**AIM:**
Only the pictures are left out: repeat the rest of the entries exactly.

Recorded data

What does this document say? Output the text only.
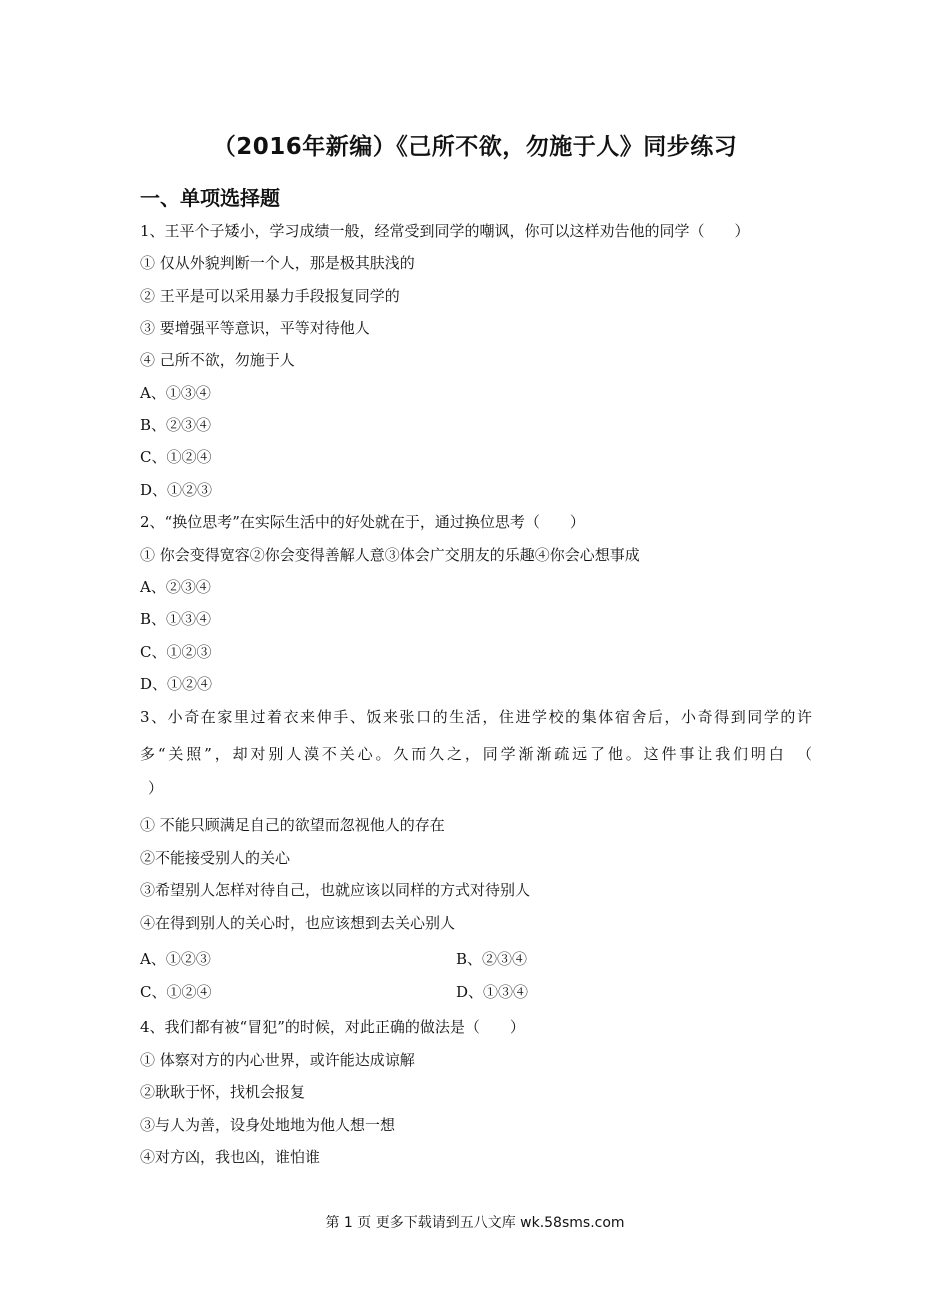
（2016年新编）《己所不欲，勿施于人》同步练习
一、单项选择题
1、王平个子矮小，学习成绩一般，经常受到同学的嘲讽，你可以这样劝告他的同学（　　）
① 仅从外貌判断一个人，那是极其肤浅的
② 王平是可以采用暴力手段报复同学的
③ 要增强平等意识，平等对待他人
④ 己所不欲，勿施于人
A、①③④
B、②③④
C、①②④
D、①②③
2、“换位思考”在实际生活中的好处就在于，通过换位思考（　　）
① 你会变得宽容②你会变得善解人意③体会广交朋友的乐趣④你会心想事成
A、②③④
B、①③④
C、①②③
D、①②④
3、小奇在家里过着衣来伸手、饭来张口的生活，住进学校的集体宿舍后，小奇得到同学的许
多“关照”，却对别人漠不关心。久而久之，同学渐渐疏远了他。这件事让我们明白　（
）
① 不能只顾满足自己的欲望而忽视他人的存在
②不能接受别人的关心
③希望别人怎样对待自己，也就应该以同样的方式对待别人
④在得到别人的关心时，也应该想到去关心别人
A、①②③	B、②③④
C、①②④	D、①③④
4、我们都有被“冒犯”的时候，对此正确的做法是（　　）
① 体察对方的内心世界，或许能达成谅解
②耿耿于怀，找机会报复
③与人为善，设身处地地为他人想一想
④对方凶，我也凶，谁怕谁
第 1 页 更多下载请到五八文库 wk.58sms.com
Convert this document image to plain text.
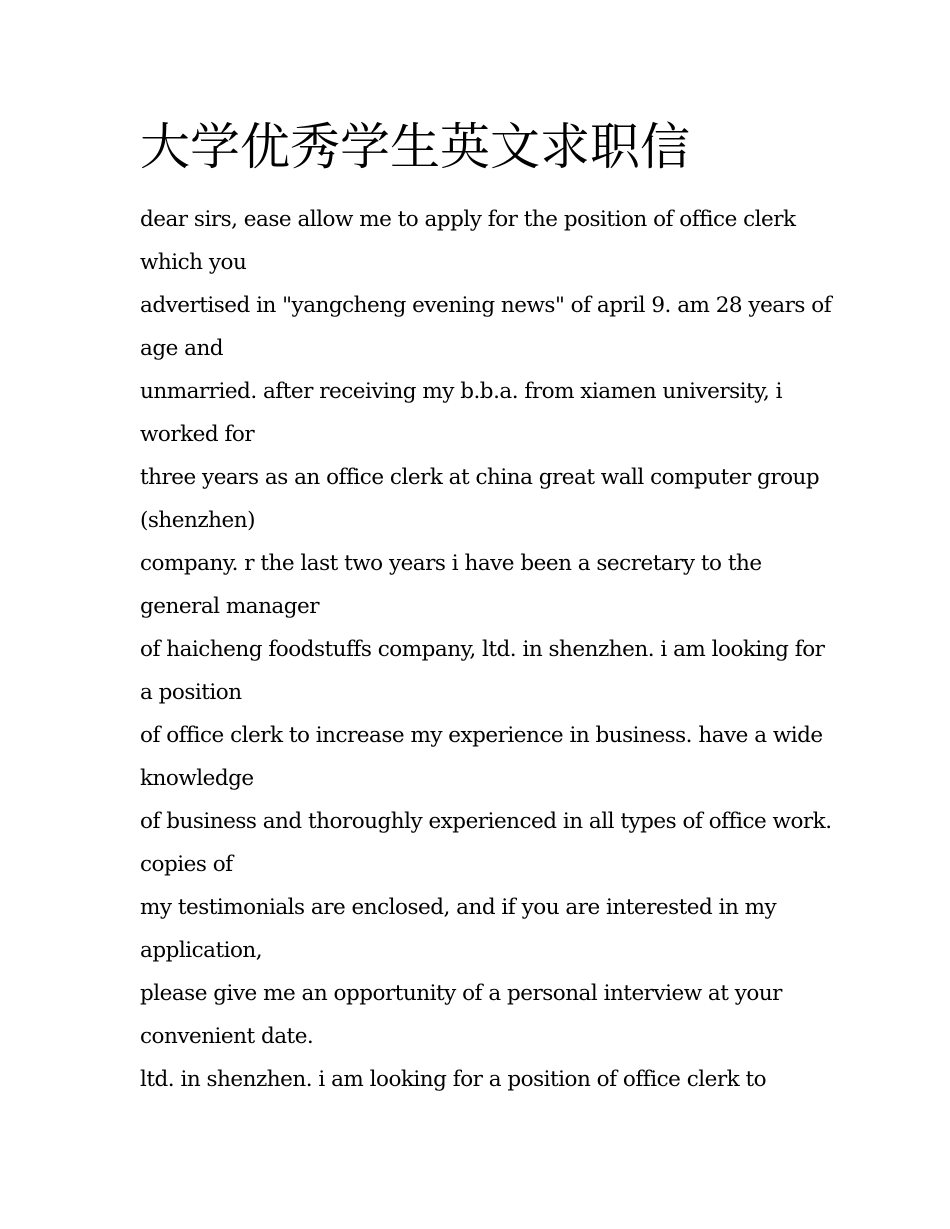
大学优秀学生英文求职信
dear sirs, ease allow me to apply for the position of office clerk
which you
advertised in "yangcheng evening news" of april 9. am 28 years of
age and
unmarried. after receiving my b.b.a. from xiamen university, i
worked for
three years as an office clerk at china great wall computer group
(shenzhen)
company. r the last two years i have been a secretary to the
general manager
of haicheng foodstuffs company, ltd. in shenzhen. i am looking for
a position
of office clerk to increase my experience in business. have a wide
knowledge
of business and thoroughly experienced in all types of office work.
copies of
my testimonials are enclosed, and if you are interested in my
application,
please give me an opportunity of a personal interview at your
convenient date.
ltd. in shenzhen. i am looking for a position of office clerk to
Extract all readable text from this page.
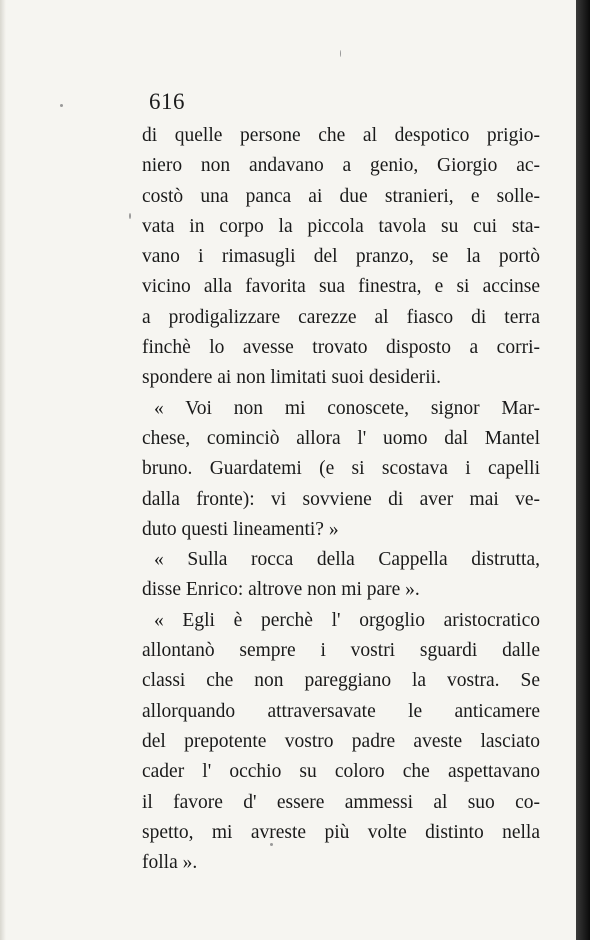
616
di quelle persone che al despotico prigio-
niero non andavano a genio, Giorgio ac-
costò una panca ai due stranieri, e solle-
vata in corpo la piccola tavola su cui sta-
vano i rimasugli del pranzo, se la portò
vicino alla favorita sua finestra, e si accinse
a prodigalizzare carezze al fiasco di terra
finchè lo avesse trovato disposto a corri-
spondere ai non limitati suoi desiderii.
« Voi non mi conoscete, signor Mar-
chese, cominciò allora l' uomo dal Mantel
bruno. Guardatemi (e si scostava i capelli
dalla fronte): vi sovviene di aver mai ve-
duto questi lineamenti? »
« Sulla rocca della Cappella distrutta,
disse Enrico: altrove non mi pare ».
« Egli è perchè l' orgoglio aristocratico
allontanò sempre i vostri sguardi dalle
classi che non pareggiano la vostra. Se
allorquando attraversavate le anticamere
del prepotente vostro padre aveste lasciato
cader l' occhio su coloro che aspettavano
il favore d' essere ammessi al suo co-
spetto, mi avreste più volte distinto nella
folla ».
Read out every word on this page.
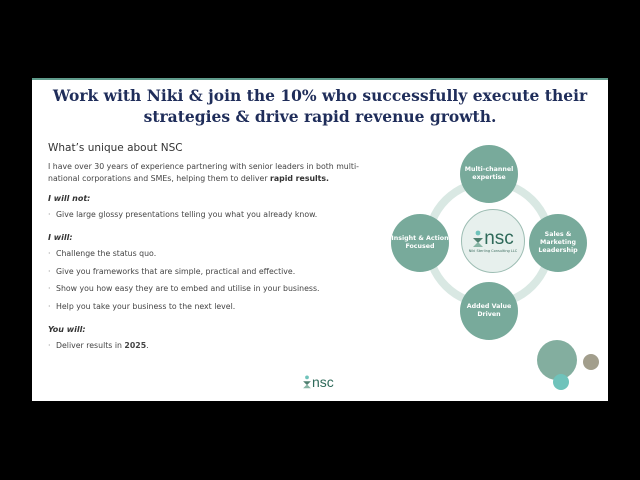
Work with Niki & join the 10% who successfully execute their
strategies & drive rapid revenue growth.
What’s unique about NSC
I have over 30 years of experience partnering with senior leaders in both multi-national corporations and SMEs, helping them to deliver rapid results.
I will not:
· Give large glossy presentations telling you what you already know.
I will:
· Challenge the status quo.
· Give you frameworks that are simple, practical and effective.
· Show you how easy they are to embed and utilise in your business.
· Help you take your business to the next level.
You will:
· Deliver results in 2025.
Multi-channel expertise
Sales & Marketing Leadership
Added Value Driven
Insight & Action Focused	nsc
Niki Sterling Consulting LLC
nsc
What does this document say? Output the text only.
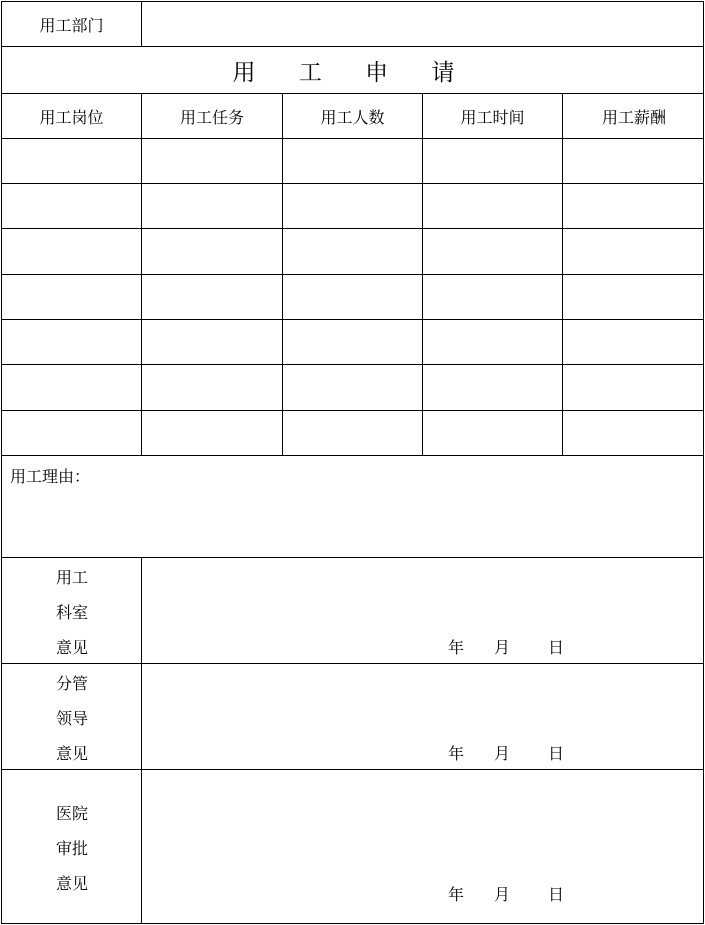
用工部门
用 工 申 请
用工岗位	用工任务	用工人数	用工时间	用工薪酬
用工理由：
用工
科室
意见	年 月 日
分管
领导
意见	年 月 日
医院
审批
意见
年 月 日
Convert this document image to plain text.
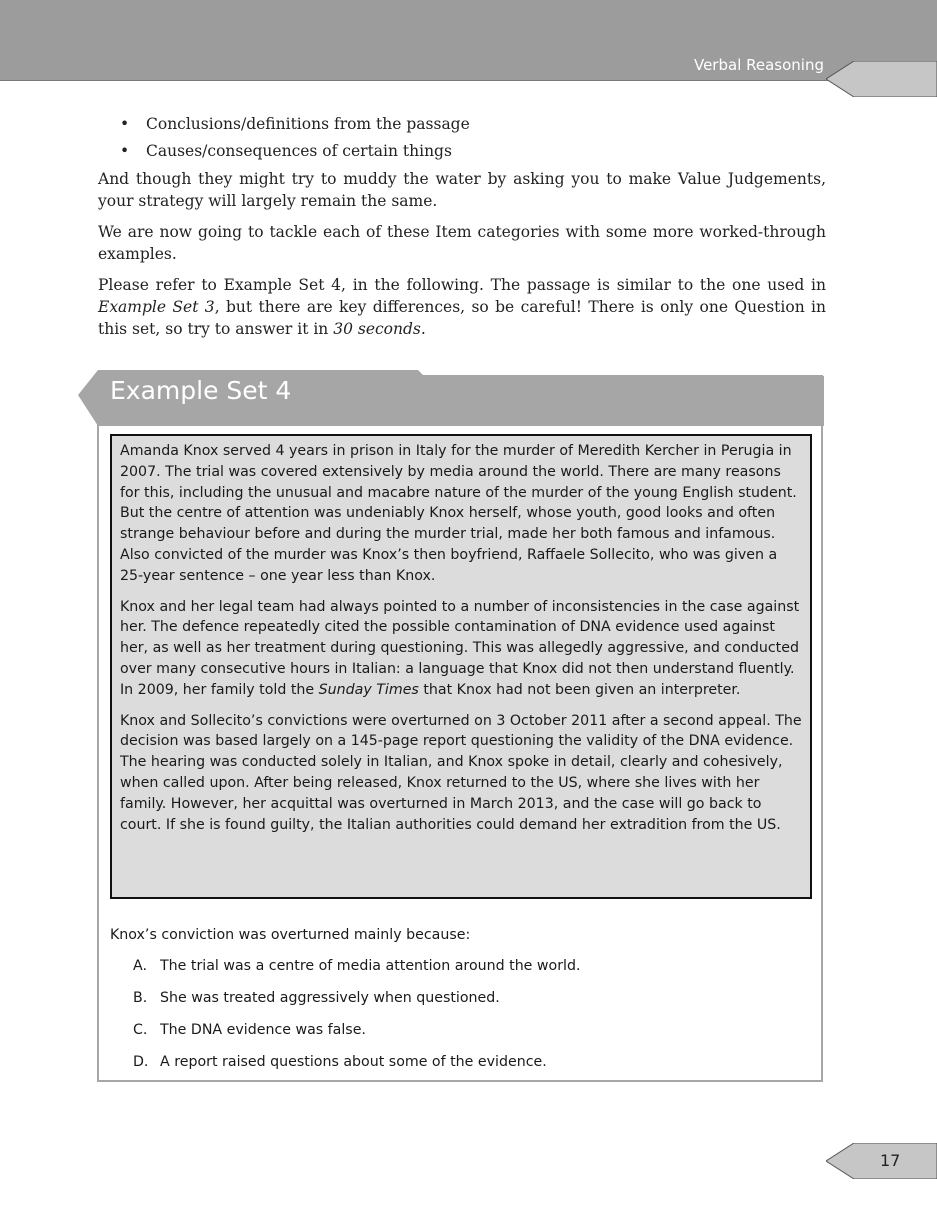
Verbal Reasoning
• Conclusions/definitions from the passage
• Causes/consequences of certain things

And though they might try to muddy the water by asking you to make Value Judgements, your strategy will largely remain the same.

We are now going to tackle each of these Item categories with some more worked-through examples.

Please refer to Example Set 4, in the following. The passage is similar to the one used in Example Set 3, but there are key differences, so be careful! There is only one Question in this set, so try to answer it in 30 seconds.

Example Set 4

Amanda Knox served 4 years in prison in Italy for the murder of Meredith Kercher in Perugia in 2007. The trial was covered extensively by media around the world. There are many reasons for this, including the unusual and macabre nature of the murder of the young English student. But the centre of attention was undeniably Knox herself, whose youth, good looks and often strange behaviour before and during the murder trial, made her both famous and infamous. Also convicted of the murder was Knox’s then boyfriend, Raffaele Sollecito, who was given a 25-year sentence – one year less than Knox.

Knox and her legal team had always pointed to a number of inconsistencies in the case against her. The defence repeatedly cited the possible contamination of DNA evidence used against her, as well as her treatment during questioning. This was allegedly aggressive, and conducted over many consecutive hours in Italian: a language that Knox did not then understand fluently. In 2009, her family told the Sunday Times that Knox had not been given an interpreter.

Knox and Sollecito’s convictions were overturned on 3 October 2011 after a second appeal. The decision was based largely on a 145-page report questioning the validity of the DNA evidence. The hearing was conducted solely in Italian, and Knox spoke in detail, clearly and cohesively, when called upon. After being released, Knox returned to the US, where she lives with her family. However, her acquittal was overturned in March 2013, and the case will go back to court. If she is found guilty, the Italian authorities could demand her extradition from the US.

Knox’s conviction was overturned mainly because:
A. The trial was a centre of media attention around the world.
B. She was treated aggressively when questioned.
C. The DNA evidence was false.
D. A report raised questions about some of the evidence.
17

**RESULT FOR THIS TASK:**
What does this document say? Output the text only.
（2016年新编）《己所不欲，勿施于人》同步练习
一、单项选择题
1、王平个子矮小，学习成绩一般，经常受到同学的嘲讽，你可以这样劝告他的同学（　　）
① 仅从外貌判断一个人，那是极其肤浅的
② 王平是可以采用暴力手段报复同学的
③ 要增强平等意识，平等对待他人
④ 己所不欲，勿施于人
A、①③④
B、②③④
C、①②④
D、①②③
2、“换位思考”在实际生活中的好处就在于，通过换位思考（　　）
① 你会变得宽容②你会变得善解人意③体会广交朋友的乐趣④你会心想事成
A、②③④
B、①③④
C、①②③
D、①②④
3、小奇在家里过着衣来伸手、饭来张口的生活，住进学校的集体宿舍后，小奇得到同学的许
多“关照”，却对别人漠不关心。久而久之，同学渐渐疏远了他。这件事让我们明白　（
）
① 不能只顾满足自己的欲望而忽视他人的存在
②不能接受别人的关心
③希望别人怎样对待自己，也就应该以同样的方式对待别人
④在得到别人的关心时，也应该想到去关心别人
A、①②③	B、②③④
C、①②④	D、①③④
4、我们都有被“冒犯”的时候，对此正确的做法是（　　）
① 体察对方的内心世界，或许能达成谅解
②耿耿于怀，找机会报复
③与人为善，设身处地地为他人想一想
④对方凶，我也凶，谁怕谁
第 1 页 更多下载请到五八文库 wk.58sms.com
Convert this document image to plain text.
大学优秀学生英文求职信
dear sirs, ease allow me to apply for the position of office clerk
which you
advertised in "yangcheng evening news" of april 9. am 28 years of
age and
unmarried. after receiving my b.b.a. from xiamen university, i
worked for
three years as an office clerk at china great wall computer group
(shenzhen)
company. r the last two years i have been a secretary to the
general manager
of haicheng foodstuffs company, ltd. in shenzhen. i am looking for
a position
of office clerk to increase my experience in business. have a wide
knowledge
of business and thoroughly experienced in all types of office work.
copies of
my testimonials are enclosed, and if you are interested in my
application,
please give me an opportunity of a personal interview at your
convenient date.
ltd. in shenzhen. i am looking for a position of office clerk to
Extract all readable text from this page.
616
di quelle persone che al despotico prigio-
niero non andavano a genio, Giorgio ac-
costò una panca ai due stranieri, e solle-
vata in corpo la piccola tavola su cui sta-
vano i rimasugli del pranzo, se la portò
vicino alla favorita sua finestra, e si accinse
a prodigalizzare carezze al fiasco di terra
finchè lo avesse trovato disposto a corri-
spondere ai non limitati suoi desiderii.
« Voi non mi conoscete, signor Mar-
chese, cominciò allora l' uomo dal Mantel
bruno. Guardatemi (e si scostava i capelli
dalla fronte): vi sovviene di aver mai ve-
duto questi lineamenti? »
« Sulla rocca della Cappella distrutta,
disse Enrico: altrove non mi pare ».
« Egli è perchè l' orgoglio aristocratico
allontanò sempre i vostri sguardi dalle
classi che non pareggiano la vostra. Se
allorquando attraversavate le anticamere
del prepotente vostro padre aveste lasciato
cader l' occhio su coloro che aspettavano
il favore d' essere ammessi al suo co-
spetto, mi avreste più volte distinto nella
folla ».
Read out every word on this page.
Work with Niki & join the 10% who successfully execute their
strategies & drive rapid revenue growth.
What’s unique about NSC
I have over 30 years of experience partnering with senior leaders in both multi-national corporations and SMEs, helping them to deliver rapid results.
I will not:
· Give large glossy presentations telling you what you already know.
I will:
· Challenge the status quo.
· Give you frameworks that are simple, practical and effective.
· Show you how easy they are to embed and utilise in your business.
· Help you take your business to the next level.
You will:
· Deliver results in 2025.
Multi-channel expertise
Sales & Marketing Leadership
Added Value Driven
Insight & Action Focused	nsc
Niki Sterling Consulting LLC
nsc
What does this document say? Output the text only.
用工部门
用 工 申 请
用工岗位	用工任务	用工人数	用工时间	用工薪酬
用工理由：
用工
科室
意见	年 月 日
分管
领导
意见	年 月 日
医院
审批
意见
年 月 日
Convert this document image to plain text.
Verbal Reasoning
• Conclusions/definitions from the passage
• Causes/consequences of certain things

And though they might try to muddy the water by asking you to make Value Judgements, your strategy will largely remain the same.

We are now going to tackle each of these Item categories with some more worked-through examples.

Please refer to Example Set 4, in the following. The passage is similar to the one used in Example Set 3, but there are key differences, so be careful! There is only one Question in this set, so try to answer it in 30 seconds.

Example Set 4

Amanda Knox served 4 years in prison in Italy for the murder of Meredith Kercher in Perugia in 2007. The trial was covered extensively by media around the world. There are many reasons for this, including the unusual and macabre nature of the murder of the young English student. But the centre of attention was undeniably Knox herself, whose youth, good looks and often strange behaviour before and during the murder trial, made her both famous and infamous. Also convicted of the murder was Knox’s then boyfriend, Raffaele Sollecito, who was given a 25-year sentence – one year less than Knox.

Knox and her legal team had always pointed to a number of inconsistencies in the case against her. The defence repeatedly cited the possible contamination of DNA evidence used against her, as well as her treatment during questioning. This was allegedly aggressive, and conducted over many consecutive hours in Italian: a language that Knox did not then understand fluently. In 2009, her family told the Sunday Times that Knox had not been given an interpreter.

Knox and Sollecito’s convictions were overturned on 3 October 2011 after a second appeal. The decision was based largely on a 145-page report questioning the validity of the DNA evidence. The hearing was conducted solely in Italian, and Knox spoke in detail, clearly and cohesively, when called upon. After being released, Knox returned to the US, where she lives with her family. However, her acquittal was overturned in March 2013, and the case will go back to court. If she is found guilty, the Italian authorities could demand her extradition from the US.

Knox’s conviction was overturned mainly because:
A. The trial was a centre of media attention around the world.
B. She was treated aggressively when questioned.
C. The DNA evidence was false.
D. A report raised questions about some of the evidence.
17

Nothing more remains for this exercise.